◆ Görev tanımı ◆
Aşağıdaki blog yazısına göre şu soruları yanıtlayın:
(a) Yazı hangi tarihte yayımlanmış?
(b) Yazara göre blog ne demektir?
(c) Yazarın yediğini söylediği kazık hep kimden geliyor?

◆ Seçki ◆
12 Eylül 2012 Çarşamba

madem blog demek internet günlüğü demek, ben de biraz günlük tutayım öyleyse

ilk yazıda demiştim ya hani kendime geldim.o geliş baya uzun sürdü. haha! (buraya terbiyesiz esprinizi giriniz) :)

neyse... ben biraz ondan bahsetmek istiyorum. baya baya yıkılmıştım. arkadaş meseleleri işte, nedense ben kimseyle çok çok yakın arkadaş olamıyorum, ne zaman birilerini hayatıma soksam, çok sevsem, çok güvensem kazığı yiyorum arkadaş! hep de arkadaş kazığı yani, sevgili mevgili değil. hayır o değil de artık yaşım da baya var hala mı bu küçük hesaplar, kıskançlıklar... eksik olmuyo valla nereye gidersen git, ne iş yaparsan yap.

◆ Öğelerin nerede göründüğüne dair kayıtlar ◆
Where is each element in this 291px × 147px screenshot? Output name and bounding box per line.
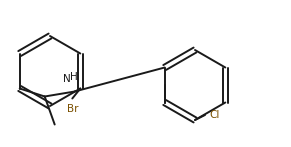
Text: Br: Br (67, 103, 78, 113)
Text: N: N (63, 75, 70, 85)
Text: Cl: Cl (209, 110, 219, 120)
Text: H: H (70, 71, 78, 81)
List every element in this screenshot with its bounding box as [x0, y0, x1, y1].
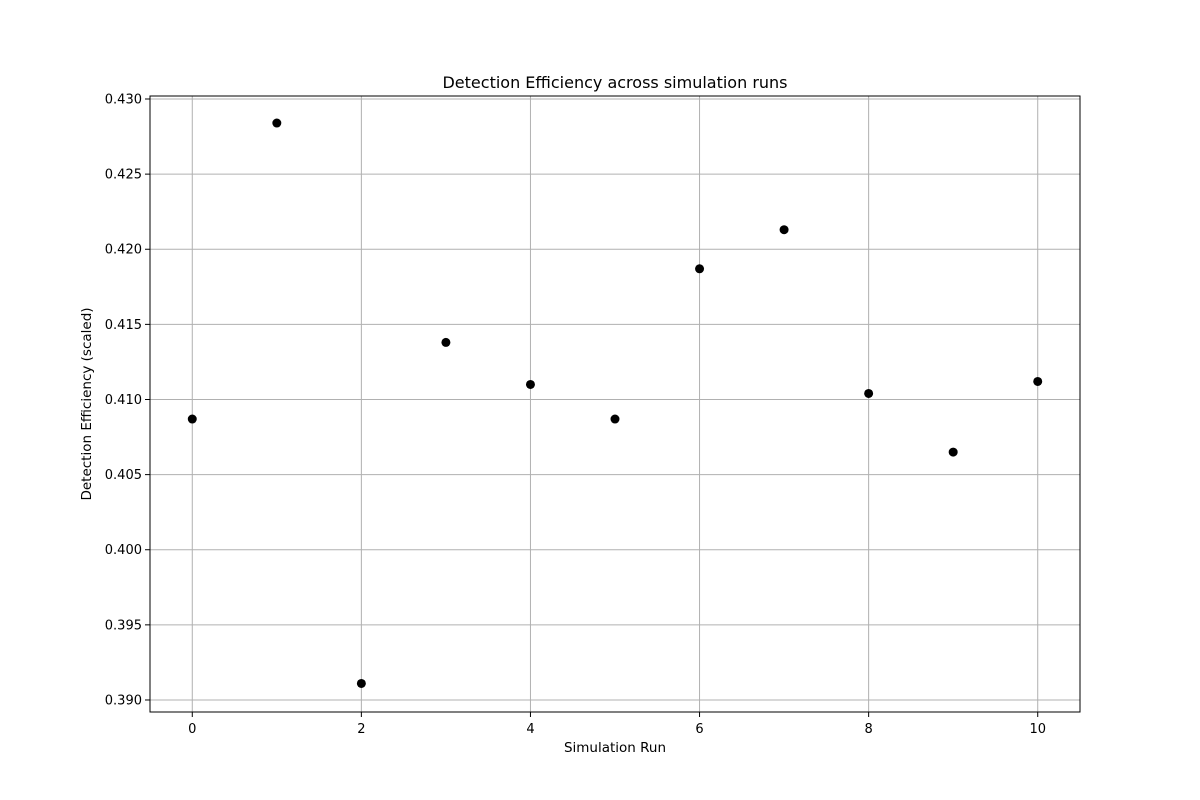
data-point	[948, 447, 958, 457]
data-point	[610, 414, 620, 424]
y-tick-label: 0.405	[105, 468, 142, 483]
x-tick-label: 10	[1029, 722, 1046, 737]
data-point	[864, 388, 874, 398]
y-tick-label: 0.415	[105, 318, 142, 333]
y-tick-label: 0.390	[105, 693, 142, 708]
x-tick-label: 0	[188, 722, 196, 737]
y-axis-label: Detection Efficiency (scaled)	[79, 307, 95, 500]
chart-title: Detection Efficiency across simulation r…	[442, 73, 787, 92]
data-point	[695, 264, 705, 274]
data-point	[525, 379, 535, 389]
grid	[150, 96, 1080, 712]
x-axis-ticks: 0 2 4 6 8 10	[188, 712, 1046, 737]
x-tick-label: 6	[695, 722, 703, 737]
x-axis-label: Simulation Run	[564, 740, 666, 756]
x-tick-label: 2	[357, 722, 365, 737]
data-point	[779, 225, 789, 235]
data-points	[187, 118, 1043, 688]
x-tick-label: 4	[526, 722, 534, 737]
y-axis-ticks: 0.390 0.395 0.400 0.405 0.410 0.415 0.420 0.425…	[105, 93, 150, 708]
y-tick-label: 0.420	[105, 243, 142, 258]
y-tick-label: 0.430	[105, 93, 142, 108]
plot-area-frame	[149, 95, 1081, 713]
data-point	[187, 414, 197, 424]
data-point	[1033, 376, 1043, 386]
y-tick-label: 0.400	[105, 543, 142, 558]
data-point	[272, 118, 282, 128]
data-point	[441, 337, 451, 347]
y-tick-label: 0.395	[105, 618, 142, 633]
data-point	[356, 678, 366, 688]
x-tick-label: 8	[864, 722, 872, 737]
y-tick-label: 0.410	[105, 393, 142, 408]
y-tick-label: 0.425	[105, 168, 142, 183]
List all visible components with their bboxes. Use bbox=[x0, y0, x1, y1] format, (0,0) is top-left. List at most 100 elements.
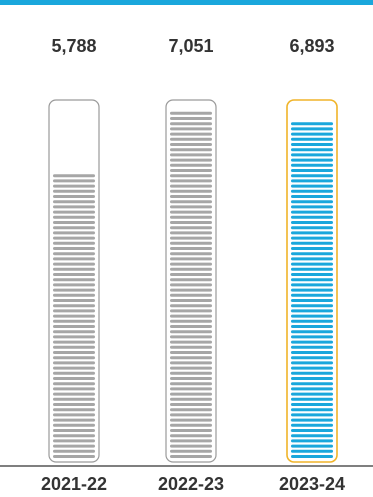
bar-stripe bbox=[170, 340, 212, 344]
bar-stripe bbox=[291, 252, 333, 256]
bar-stripe bbox=[291, 221, 333, 224]
bar-stripe bbox=[53, 226, 95, 230]
bar-stripe bbox=[53, 288, 95, 292]
bar-stripe bbox=[170, 127, 212, 131]
bar-stripe bbox=[291, 439, 333, 443]
bar-stripe bbox=[53, 283, 95, 287]
bar-stripe bbox=[53, 455, 95, 458]
bar-stripe bbox=[53, 356, 95, 360]
bar-stripe bbox=[170, 111, 212, 115]
bar-stripe bbox=[170, 361, 212, 365]
bar-stripe bbox=[170, 189, 212, 193]
bar-stripe bbox=[170, 293, 212, 297]
bar-stripe bbox=[291, 174, 333, 178]
bar-stripe bbox=[170, 309, 212, 313]
bar-stripe bbox=[53, 273, 95, 276]
bar-stripe bbox=[170, 325, 212, 328]
bar-stripe bbox=[291, 241, 333, 245]
bar-stripe bbox=[170, 304, 212, 308]
bar-stripe bbox=[170, 200, 212, 204]
bar-stripe bbox=[291, 455, 333, 458]
bar-stripe bbox=[170, 351, 212, 354]
bar-stripe bbox=[53, 340, 95, 344]
bar-stripe bbox=[291, 262, 333, 266]
bar-stripe bbox=[170, 267, 212, 271]
bar-stripe bbox=[53, 361, 95, 365]
bar-stripe bbox=[170, 210, 212, 214]
bar-stripe bbox=[53, 449, 95, 453]
bar-stripe bbox=[170, 158, 212, 162]
bar-stripe bbox=[170, 387, 212, 391]
bar-stripe bbox=[53, 325, 95, 328]
bar-stripe bbox=[291, 371, 333, 375]
bar-stripe bbox=[291, 158, 333, 162]
bar-stripe bbox=[170, 262, 212, 266]
bar-value-label: 6,893 bbox=[289, 36, 334, 56]
bar-stripe bbox=[291, 189, 333, 193]
bar-stripe bbox=[170, 117, 212, 120]
bar-stripe bbox=[291, 335, 333, 339]
bar-stripe bbox=[291, 283, 333, 287]
bar-stripe bbox=[170, 252, 212, 256]
bar-stripe bbox=[291, 195, 333, 198]
bar-stripe bbox=[291, 127, 333, 131]
bar-stripe bbox=[53, 397, 95, 401]
bar-stripe bbox=[291, 299, 333, 302]
bar-stripe bbox=[291, 184, 333, 188]
bar-stripe bbox=[170, 397, 212, 401]
bar-stripe bbox=[291, 148, 333, 152]
bar-value-label: 7,051 bbox=[168, 36, 213, 56]
bar-stripe bbox=[53, 215, 95, 219]
bar-stripe bbox=[170, 345, 212, 349]
bar-stripe bbox=[170, 184, 212, 188]
bar-stripe bbox=[53, 267, 95, 271]
bar-stripe bbox=[291, 361, 333, 365]
bar-stripe bbox=[53, 418, 95, 422]
bar-stripe bbox=[291, 231, 333, 235]
bar-stripe bbox=[53, 392, 95, 396]
bar-stripe bbox=[170, 434, 212, 438]
bar-stripe bbox=[291, 267, 333, 271]
bar-stripe bbox=[291, 205, 333, 209]
bar-stripe bbox=[291, 304, 333, 308]
bar-stripe bbox=[291, 377, 333, 380]
bar-stripe bbox=[170, 273, 212, 276]
bar-stripe bbox=[291, 325, 333, 328]
bar-stripe bbox=[53, 278, 95, 282]
bar-stripe bbox=[53, 231, 95, 235]
bar-stripe bbox=[53, 423, 95, 427]
bar-stripe bbox=[53, 200, 95, 204]
bar-stripe bbox=[53, 299, 95, 302]
bar-stripe bbox=[53, 366, 95, 370]
bar-stripe bbox=[170, 283, 212, 287]
bar-stripe bbox=[170, 148, 212, 152]
bar-stripe bbox=[291, 429, 333, 432]
bar-stripe bbox=[53, 351, 95, 354]
bar-stripe bbox=[53, 252, 95, 256]
bar-stripe bbox=[170, 314, 212, 318]
bar-stripe bbox=[170, 371, 212, 375]
bar-stripe bbox=[291, 153, 333, 157]
bar-stripe bbox=[170, 236, 212, 240]
bar-stripe bbox=[291, 163, 333, 167]
bar-value-label: 5,788 bbox=[51, 36, 96, 56]
bar-stripe bbox=[170, 231, 212, 235]
bar-stripe bbox=[53, 247, 95, 250]
bar-2021-22 bbox=[53, 174, 95, 458]
bar-stripe bbox=[170, 153, 212, 157]
bar-stripe bbox=[170, 319, 212, 323]
bar-stripe bbox=[170, 205, 212, 209]
bar-stripe bbox=[170, 382, 212, 386]
bar-stripe bbox=[291, 143, 333, 146]
bar-stripe bbox=[53, 262, 95, 266]
bar-stripe bbox=[291, 345, 333, 349]
bar-stripe bbox=[291, 288, 333, 292]
bar-stripe bbox=[170, 195, 212, 198]
bar-stripe bbox=[53, 387, 95, 391]
bar-stripe bbox=[53, 413, 95, 417]
bar-stripe bbox=[170, 215, 212, 219]
bar-stripe bbox=[291, 122, 333, 126]
bar-stripe bbox=[170, 226, 212, 230]
bar-stripe bbox=[170, 288, 212, 292]
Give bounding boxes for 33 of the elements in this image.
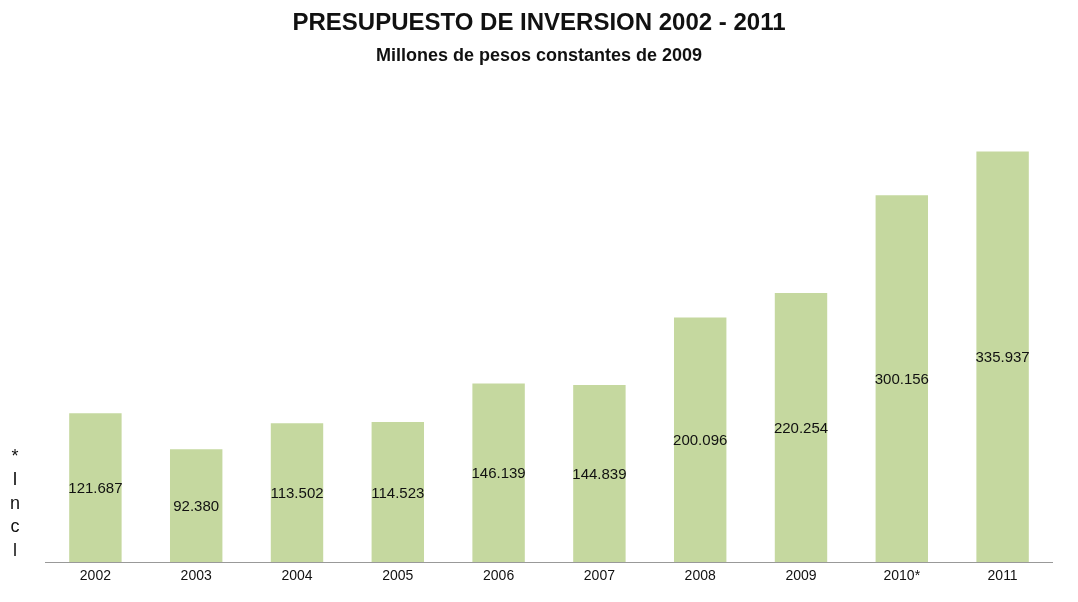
data-label: 114.523 xyxy=(371,483,425,501)
bar xyxy=(371,422,425,562)
data-label: 200.096 xyxy=(673,431,728,449)
data-label: 146.139 xyxy=(471,464,526,482)
x-tick-label: 2005 xyxy=(382,566,414,583)
x-tick-label: 2003 xyxy=(180,566,212,583)
chart-title: PRESUPUESTO DE INVERSION 2002 - 2011 xyxy=(292,8,786,36)
data-label: 220.254 xyxy=(773,418,829,436)
chart-subtitle: Millones de pesos constantes de 2009 xyxy=(375,45,703,66)
x-tick-label: 2009 xyxy=(785,566,817,583)
text: *Incl xyxy=(10,446,21,560)
x-tick-label: 2004 xyxy=(281,566,313,583)
data-label: 144.839 xyxy=(572,465,627,483)
data-label: 113.502 xyxy=(270,484,324,502)
x-tick-label: 2007 xyxy=(583,566,616,583)
bar xyxy=(573,385,626,562)
bar xyxy=(976,151,1029,562)
bar xyxy=(169,449,223,562)
x-tick-label: 2002 xyxy=(79,566,112,583)
bar xyxy=(774,292,828,562)
x-tick-label: 2011 xyxy=(987,566,1018,583)
bar xyxy=(875,195,929,562)
data-label: 335.937 xyxy=(975,348,1030,366)
x-tick-label: 2010* xyxy=(883,566,921,583)
x-tick-label: 2006 xyxy=(483,566,515,583)
data-label: 92.380 xyxy=(173,497,220,515)
bar xyxy=(673,317,727,562)
bar xyxy=(69,413,122,562)
data-label: 300.156 xyxy=(874,370,929,388)
bar xyxy=(270,423,324,562)
x-tick-label: 2008 xyxy=(684,566,716,583)
bar xyxy=(472,383,525,562)
data-label: 121.687 xyxy=(68,479,123,497)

◆ Tam yanıt ◆
(a) 12 Eylül 2012 Çarşamba.
(b) İnternet günlüğü.
(c) Arkadaşlarından; sevgiliden değil.